## START

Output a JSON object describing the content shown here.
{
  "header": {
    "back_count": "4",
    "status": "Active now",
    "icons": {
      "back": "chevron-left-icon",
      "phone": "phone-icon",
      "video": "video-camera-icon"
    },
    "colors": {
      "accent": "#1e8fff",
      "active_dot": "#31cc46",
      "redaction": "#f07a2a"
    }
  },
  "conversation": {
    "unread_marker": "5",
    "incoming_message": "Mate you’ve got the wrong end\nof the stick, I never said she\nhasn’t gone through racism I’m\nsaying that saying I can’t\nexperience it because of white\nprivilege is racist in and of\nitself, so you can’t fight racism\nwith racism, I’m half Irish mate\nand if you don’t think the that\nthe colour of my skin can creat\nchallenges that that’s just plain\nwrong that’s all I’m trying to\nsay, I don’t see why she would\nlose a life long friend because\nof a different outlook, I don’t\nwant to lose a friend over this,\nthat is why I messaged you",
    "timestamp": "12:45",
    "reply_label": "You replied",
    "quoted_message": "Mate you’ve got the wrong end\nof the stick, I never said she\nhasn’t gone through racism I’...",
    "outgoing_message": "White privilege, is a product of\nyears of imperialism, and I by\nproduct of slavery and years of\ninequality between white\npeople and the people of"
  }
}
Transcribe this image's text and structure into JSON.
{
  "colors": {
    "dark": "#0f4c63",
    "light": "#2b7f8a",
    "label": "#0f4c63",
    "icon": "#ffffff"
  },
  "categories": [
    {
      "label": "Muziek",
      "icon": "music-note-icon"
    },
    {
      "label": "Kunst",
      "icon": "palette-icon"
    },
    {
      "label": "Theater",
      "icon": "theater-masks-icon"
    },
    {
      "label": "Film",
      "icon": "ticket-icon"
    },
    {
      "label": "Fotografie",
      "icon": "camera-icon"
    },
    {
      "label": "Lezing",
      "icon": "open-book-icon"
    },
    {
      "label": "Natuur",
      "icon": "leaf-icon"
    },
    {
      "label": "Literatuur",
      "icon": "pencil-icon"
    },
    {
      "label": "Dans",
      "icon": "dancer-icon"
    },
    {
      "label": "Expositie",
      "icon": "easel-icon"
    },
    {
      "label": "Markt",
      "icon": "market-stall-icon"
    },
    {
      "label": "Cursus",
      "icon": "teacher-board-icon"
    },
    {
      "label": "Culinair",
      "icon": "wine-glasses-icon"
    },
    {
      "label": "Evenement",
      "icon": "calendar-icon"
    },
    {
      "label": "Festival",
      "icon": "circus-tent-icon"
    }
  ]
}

## END

AIM
Everything from the line containing "Transcribe this image's" to the last line of the entries above should be quoted exactly, and only that.

RESULT OF THIS EXERCISE
Transcribe this image's text and structure into JSON.
{
  "colors": {
    "dark": "#0f4c63",
    "light": "#2b7f8a",
    "label": "#0f4c63",
    "icon": "#ffffff"
  },
  "categories": [
    {
      "label": "Muziek",
      "icon": "music-note-icon"
    },
    {
      "label": "Kunst",
      "icon": "palette-icon"
    },
    {
      "label": "Theater",
      "icon": "theater-masks-icon"
    },
    {
      "label": "Film",
      "icon": "ticket-icon"
    },
    {
      "label": "Fotografie",
      "icon": "camera-icon"
    },
    {
      "label": "Lezing",
      "icon": "open-book-icon"
    },
    {
      "label": "Natuur",
      "icon": "leaf-icon"
    },
    {
      "label": "Literatuur",
      "icon": "pencil-icon"
    },
    {
      "label": "Dans",
      "icon": "dancer-icon"
    },
    {
      "label": "Expositie",
      "icon": "easel-icon"
    },
    {
      "label": "Markt",
      "icon": "market-stall-icon"
    },
    {
      "label": "Cursus",
      "icon": "teacher-board-icon"
    },
    {
      "label": "Culinair",
      "icon": "wine-glasses-icon"
    },
    {
      "label": "Evenement",
      "icon": "calendar-icon"
    },
    {
      "label": "Festival",
      "icon": "circus-tent-icon"
    }
  ]
}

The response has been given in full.